PROBLEM DESCRIPTION:
Transcribe the data that follows precisely, omitting nothing.

PROVIDED INFORMATION:
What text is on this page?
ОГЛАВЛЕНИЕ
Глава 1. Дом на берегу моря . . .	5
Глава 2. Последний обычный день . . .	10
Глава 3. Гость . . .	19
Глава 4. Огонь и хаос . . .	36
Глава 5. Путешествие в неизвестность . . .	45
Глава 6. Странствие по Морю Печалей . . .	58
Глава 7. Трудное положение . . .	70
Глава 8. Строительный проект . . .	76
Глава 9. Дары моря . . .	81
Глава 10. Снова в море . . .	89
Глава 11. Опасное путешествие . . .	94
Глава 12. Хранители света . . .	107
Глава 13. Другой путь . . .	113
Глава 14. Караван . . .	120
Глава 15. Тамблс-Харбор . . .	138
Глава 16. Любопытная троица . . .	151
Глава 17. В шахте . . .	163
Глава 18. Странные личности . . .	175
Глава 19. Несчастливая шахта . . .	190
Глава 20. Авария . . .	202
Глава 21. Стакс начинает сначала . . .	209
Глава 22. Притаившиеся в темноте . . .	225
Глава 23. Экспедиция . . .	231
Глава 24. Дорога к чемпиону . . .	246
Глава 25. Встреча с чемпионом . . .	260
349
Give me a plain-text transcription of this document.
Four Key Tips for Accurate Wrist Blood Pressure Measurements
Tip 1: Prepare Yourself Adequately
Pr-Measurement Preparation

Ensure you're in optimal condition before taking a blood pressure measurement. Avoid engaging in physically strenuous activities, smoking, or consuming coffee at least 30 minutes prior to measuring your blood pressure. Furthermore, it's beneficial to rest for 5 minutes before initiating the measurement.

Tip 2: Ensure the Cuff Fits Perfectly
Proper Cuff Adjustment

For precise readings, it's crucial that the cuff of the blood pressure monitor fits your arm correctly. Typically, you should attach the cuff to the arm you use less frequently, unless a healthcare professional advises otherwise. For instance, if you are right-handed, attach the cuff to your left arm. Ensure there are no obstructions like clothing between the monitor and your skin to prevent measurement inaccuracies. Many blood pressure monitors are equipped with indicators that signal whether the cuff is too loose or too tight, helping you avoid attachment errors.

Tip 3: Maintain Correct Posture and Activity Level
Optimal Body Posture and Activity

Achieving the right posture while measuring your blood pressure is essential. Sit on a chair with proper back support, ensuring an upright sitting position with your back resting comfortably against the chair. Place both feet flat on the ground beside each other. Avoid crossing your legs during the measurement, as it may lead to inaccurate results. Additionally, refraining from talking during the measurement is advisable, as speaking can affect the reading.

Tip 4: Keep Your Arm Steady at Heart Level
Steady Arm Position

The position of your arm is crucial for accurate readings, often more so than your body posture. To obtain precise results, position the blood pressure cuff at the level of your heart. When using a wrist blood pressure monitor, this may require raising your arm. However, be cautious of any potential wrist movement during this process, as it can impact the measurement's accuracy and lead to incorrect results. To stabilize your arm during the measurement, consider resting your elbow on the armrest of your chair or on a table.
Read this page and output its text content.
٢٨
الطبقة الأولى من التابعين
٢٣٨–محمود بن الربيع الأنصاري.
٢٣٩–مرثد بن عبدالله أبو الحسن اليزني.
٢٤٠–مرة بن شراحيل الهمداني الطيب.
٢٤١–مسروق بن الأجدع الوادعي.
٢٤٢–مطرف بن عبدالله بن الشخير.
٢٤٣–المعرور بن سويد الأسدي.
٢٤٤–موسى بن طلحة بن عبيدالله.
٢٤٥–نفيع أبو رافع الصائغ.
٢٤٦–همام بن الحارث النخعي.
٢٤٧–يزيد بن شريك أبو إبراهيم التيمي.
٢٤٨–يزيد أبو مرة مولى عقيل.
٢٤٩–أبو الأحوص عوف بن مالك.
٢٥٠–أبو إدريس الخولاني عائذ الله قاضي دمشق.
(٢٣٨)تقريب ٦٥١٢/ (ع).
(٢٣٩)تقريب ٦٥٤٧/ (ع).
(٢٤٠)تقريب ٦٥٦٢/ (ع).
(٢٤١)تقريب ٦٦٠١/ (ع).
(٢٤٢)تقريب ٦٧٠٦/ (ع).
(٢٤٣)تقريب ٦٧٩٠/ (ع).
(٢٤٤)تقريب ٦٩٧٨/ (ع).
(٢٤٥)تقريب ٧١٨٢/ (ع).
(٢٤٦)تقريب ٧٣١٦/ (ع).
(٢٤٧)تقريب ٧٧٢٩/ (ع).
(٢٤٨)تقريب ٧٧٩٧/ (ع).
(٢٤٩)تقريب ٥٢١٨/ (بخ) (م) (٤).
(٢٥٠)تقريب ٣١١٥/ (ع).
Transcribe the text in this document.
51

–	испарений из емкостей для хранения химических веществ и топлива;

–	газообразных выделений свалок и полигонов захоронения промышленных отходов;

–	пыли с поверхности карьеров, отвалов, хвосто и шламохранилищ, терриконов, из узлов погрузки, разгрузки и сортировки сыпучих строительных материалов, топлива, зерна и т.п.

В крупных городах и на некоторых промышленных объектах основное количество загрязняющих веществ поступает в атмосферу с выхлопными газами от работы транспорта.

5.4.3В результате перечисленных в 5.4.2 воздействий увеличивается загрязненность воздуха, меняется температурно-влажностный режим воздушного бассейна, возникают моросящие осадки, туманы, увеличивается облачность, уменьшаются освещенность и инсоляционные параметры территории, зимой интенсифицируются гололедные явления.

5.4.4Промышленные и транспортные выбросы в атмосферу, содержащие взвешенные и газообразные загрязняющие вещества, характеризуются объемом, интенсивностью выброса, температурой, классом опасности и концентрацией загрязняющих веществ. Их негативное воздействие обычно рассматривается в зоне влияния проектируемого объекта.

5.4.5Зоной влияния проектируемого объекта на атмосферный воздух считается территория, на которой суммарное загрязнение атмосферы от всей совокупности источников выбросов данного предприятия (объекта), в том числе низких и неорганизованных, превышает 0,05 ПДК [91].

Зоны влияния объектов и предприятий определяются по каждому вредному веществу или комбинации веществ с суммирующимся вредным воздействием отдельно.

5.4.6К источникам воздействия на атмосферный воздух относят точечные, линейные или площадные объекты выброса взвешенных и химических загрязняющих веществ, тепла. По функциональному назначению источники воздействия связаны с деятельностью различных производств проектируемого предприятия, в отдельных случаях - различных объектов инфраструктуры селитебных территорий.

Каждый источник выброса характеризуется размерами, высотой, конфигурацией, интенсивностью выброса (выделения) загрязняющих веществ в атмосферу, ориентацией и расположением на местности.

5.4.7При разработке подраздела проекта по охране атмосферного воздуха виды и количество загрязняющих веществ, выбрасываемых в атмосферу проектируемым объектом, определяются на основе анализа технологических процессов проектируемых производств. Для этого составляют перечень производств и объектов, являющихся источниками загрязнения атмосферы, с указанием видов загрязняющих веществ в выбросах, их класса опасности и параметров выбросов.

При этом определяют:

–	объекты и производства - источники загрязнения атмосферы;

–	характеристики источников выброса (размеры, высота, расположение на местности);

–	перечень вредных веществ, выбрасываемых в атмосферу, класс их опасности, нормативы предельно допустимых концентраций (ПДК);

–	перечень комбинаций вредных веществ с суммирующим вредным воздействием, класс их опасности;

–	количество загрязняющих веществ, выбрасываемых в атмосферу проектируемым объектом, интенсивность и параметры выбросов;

ANSWER FOR THIS EXERCISE:
What text is on this page?
ОГЛАВЛЕНИЕ
Глава 1. Дом на берегу моря . . .	5
Глава 2. Последний обычный день . . .	10
Глава 3. Гость . . .	19
Глава 4. Огонь и хаос . . .	36
Глава 5. Путешествие в неизвестность . . .	45
Глава 6. Странствие по Морю Печалей . . .	58
Глава 7. Трудное положение . . .	70
Глава 8. Строительный проект . . .	76
Глава 9. Дары моря . . .	81
Глава 10. Снова в море . . .	89
Глава 11. Опасное путешествие . . .	94
Глава 12. Хранители света . . .	107
Глава 13. Другой путь . . .	113
Глава 14. Караван . . .	120
Глава 15. Тамблс-Харбор . . .	138
Глава 16. Любопытная троица . . .	151
Глава 17. В шахте . . .	163
Глава 18. Странные личности . . .	175
Глава 19. Несчастливая шахта . . .	190
Глава 20. Авария . . .	202
Глава 21. Стакс начинает сначала . . .	209
Глава 22. Притаившиеся в темноте . . .	225
Глава 23. Экспедиция . . .	231
Глава 24. Дорога к чемпиону . . .	246
Глава 25. Встреча с чемпионом . . .	260
349
Give me a plain-text transcription of this document.
Four Key Tips for Accurate Wrist Blood Pressure Measurements
Tip 1: Prepare Yourself Adequately
Pr-Measurement Preparation

Ensure you're in optimal condition before taking a blood pressure measurement. Avoid engaging in physically strenuous activities, smoking, or consuming coffee at least 30 minutes prior to measuring your blood pressure. Furthermore, it's beneficial to rest for 5 minutes before initiating the measurement.

Tip 2: Ensure the Cuff Fits Perfectly
Proper Cuff Adjustment

For precise readings, it's crucial that the cuff of the blood pressure monitor fits your arm correctly. Typically, you should attach the cuff to the arm you use less frequently, unless a healthcare professional advises otherwise. For instance, if you are right-handed, attach the cuff to your left arm. Ensure there are no obstructions like clothing between the monitor and your skin to prevent measurement inaccuracies. Many blood pressure monitors are equipped with indicators that signal whether the cuff is too loose or too tight, helping you avoid attachment errors.

Tip 3: Maintain Correct Posture and Activity Level
Optimal Body Posture and Activity

Achieving the right posture while measuring your blood pressure is essential. Sit on a chair with proper back support, ensuring an upright sitting position with your back resting comfortably against the chair. Place both feet flat on the ground beside each other. Avoid crossing your legs during the measurement, as it may lead to inaccurate results. Additionally, refraining from talking during the measurement is advisable, as speaking can affect the reading.

Tip 4: Keep Your Arm Steady at Heart Level
Steady Arm Position

The position of your arm is crucial for accurate readings, often more so than your body posture. To obtain precise results, position the blood pressure cuff at the level of your heart. When using a wrist blood pressure monitor, this may require raising your arm. However, be cautious of any potential wrist movement during this process, as it can impact the measurement's accuracy and lead to incorrect results. To stabilize your arm during the measurement, consider resting your elbow on the armrest of your chair or on a table.
Read this page and output its text content.
٢٨
الطبقة الأولى من التابعين
٢٣٨–محمود بن الربيع الأنصاري.
٢٣٩–مرثد بن عبدالله أبو الحسن اليزني.
٢٤٠–مرة بن شراحيل الهمداني الطيب.
٢٤١–مسروق بن الأجدع الوادعي.
٢٤٢–مطرف بن عبدالله بن الشخير.
٢٤٣–المعرور بن سويد الأسدي.
٢٤٤–موسى بن طلحة بن عبيدالله.
٢٤٥–نفيع أبو رافع الصائغ.
٢٤٦–همام بن الحارث النخعي.
٢٤٧–يزيد بن شريك أبو إبراهيم التيمي.
٢٤٨–يزيد أبو مرة مولى عقيل.
٢٤٩–أبو الأحوص عوف بن مالك.
٢٥٠–أبو إدريس الخولاني عائذ الله قاضي دمشق.
(٢٣٨)تقريب ٦٥١٢/ (ع).
(٢٣٩)تقريب ٦٥٤٧/ (ع).
(٢٤٠)تقريب ٦٥٦٢/ (ع).
(٢٤١)تقريب ٦٦٠١/ (ع).
(٢٤٢)تقريب ٦٧٠٦/ (ع).
(٢٤٣)تقريب ٦٧٩٠/ (ع).
(٢٤٤)تقريب ٦٩٧٨/ (ع).
(٢٤٥)تقريب ٧١٨٢/ (ع).
(٢٤٦)تقريب ٧٣١٦/ (ع).
(٢٤٧)تقريب ٧٧٢٩/ (ع).
(٢٤٨)تقريب ٧٧٩٧/ (ع).
(٢٤٩)تقريب ٥٢١٨/ (بخ) (م) (٤).
(٢٥٠)تقريب ٣١١٥/ (ع).
Transcribe the text in this document.
51

–	испарений из емкостей для хранения химических веществ и топлива;

–	газообразных выделений свалок и полигонов захоронения промышленных отходов;

–	пыли с поверхности карьеров, отвалов, хвосто и шламохранилищ, терриконов, из узлов погрузки, разгрузки и сортировки сыпучих строительных материалов, топлива, зерна и т.п.

В крупных городах и на некоторых промышленных объектах основное количество загрязняющих веществ поступает в атмосферу с выхлопными газами от работы транспорта.

5.4.3В результате перечисленных в 5.4.2 воздействий увеличивается загрязненность воздуха, меняется температурно-влажностный режим воздушного бассейна, возникают моросящие осадки, туманы, увеличивается облачность, уменьшаются освещенность и инсоляционные параметры территории, зимой интенсифицируются гололедные явления.

5.4.4Промышленные и транспортные выбросы в атмосферу, содержащие взвешенные и газообразные загрязняющие вещества, характеризуются объемом, интенсивностью выброса, температурой, классом опасности и концентрацией загрязняющих веществ. Их негативное воздействие обычно рассматривается в зоне влияния проектируемого объекта.

5.4.5Зоной влияния проектируемого объекта на атмосферный воздух считается территория, на которой суммарное загрязнение атмосферы от всей совокупности источников выбросов данного предприятия (объекта), в том числе низких и неорганизованных, превышает 0,05 ПДК [91].

Зоны влияния объектов и предприятий определяются по каждому вредному веществу или комбинации веществ с суммирующимся вредным воздействием отдельно.

5.4.6К источникам воздействия на атмосферный воздух относят точечные, линейные или площадные объекты выброса взвешенных и химических загрязняющих веществ, тепла. По функциональному назначению источники воздействия связаны с деятельностью различных производств проектируемого предприятия, в отдельных случаях - различных объектов инфраструктуры селитебных территорий.

Каждый источник выброса характеризуется размерами, высотой, конфигурацией, интенсивностью выброса (выделения) загрязняющих веществ в атмосферу, ориентацией и расположением на местности.

5.4.7При разработке подраздела проекта по охране атмосферного воздуха виды и количество загрязняющих веществ, выбрасываемых в атмосферу проектируемым объектом, определяются на основе анализа технологических процессов проектируемых производств. Для этого составляют перечень производств и объектов, являющихся источниками загрязнения атмосферы, с указанием видов загрязняющих веществ в выбросах, их класса опасности и параметров выбросов.

При этом определяют:

–	объекты и производства - источники загрязнения атмосферы;

–	характеристики источников выброса (размеры, высота, расположение на местности);

–	перечень вредных веществ, выбрасываемых в атмосферу, класс их опасности, нормативы предельно допустимых концентраций (ПДК);

–	перечень комбинаций вредных веществ с суммирующим вредным воздействием, класс их опасности;

–	количество загрязняющих веществ, выбрасываемых в атмосферу проектируемым объектом, интенсивность и параметры выбросов;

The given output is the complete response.